Written exercise:
Could every line of the data be printed exactly as it reads?
---------- Dataset records
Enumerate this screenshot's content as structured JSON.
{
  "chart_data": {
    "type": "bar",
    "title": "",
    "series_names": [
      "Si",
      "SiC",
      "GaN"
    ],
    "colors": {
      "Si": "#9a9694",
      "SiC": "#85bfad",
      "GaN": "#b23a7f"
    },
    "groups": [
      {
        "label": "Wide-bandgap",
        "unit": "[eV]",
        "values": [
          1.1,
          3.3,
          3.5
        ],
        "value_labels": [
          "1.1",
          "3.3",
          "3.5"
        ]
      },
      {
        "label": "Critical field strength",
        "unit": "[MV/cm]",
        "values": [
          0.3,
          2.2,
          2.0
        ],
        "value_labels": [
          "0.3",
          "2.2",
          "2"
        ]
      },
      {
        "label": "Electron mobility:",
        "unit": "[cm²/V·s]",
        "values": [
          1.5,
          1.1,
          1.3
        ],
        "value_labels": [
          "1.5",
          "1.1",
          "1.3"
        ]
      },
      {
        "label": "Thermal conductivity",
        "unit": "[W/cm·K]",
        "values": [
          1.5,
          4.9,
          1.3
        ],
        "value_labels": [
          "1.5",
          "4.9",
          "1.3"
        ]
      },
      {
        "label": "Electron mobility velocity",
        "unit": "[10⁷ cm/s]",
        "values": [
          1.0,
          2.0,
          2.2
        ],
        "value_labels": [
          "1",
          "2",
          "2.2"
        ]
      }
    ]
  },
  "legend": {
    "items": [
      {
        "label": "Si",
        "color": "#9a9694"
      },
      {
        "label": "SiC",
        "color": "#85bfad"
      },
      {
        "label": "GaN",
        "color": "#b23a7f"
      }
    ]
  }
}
--------------------
Task response:
Enumerate this screenshot's content as structured JSON.
{
  "chart_data": {
    "type": "bar",
    "title": "",
    "series_names": [
      "Si",
      "SiC",
      "GaN"
    ],
    "colors": {
      "Si": "#9a9694",
      "SiC": "#85bfad",
      "GaN": "#b23a7f"
    },
    "groups": [
      {
        "label": "Wide-bandgap",
        "unit": "[eV]",
        "values": [
          1.1,
          3.3,
          3.5
        ],
        "value_labels": [
          "1.1",
          "3.3",
          "3.5"
        ]
      },
      {
        "label": "Critical field strength",
        "unit": "[MV/cm]",
        "values": [
          0.3,
          2.2,
          2.0
        ],
        "value_labels": [
          "0.3",
          "2.2",
          "2"
        ]
      },
      {
        "label": "Electron mobility:",
        "unit": "[cm²/V·s]",
        "values": [
          1.5,
          1.1,
          1.3
        ],
        "value_labels": [
          "1.5",
          "1.1",
          "1.3"
        ]
      },
      {
        "label": "Thermal conductivity",
        "unit": "[W/cm·K]",
        "values": [
          1.5,
          4.9,
          1.3
        ],
        "value_labels": [
          "1.5",
          "4.9",
          "1.3"
        ]
      },
      {
        "label": "Electron mobility velocity",
        "unit": "[10⁷ cm/s]",
        "values": [
          1.0,
          2.0,
          2.2
        ],
        "value_labels": [
          "1",
          "2",
          "2.2"
        ]
      }
    ]
  },
  "legend": {
    "items": [
      {
        "label": "Si",
        "color": "#9a9694"
      },
      {
        "label": "SiC",
        "color": "#85bfad"
      },
      {
        "label": "GaN",
        "color": "#b23a7f"
      }
    ]
  }
}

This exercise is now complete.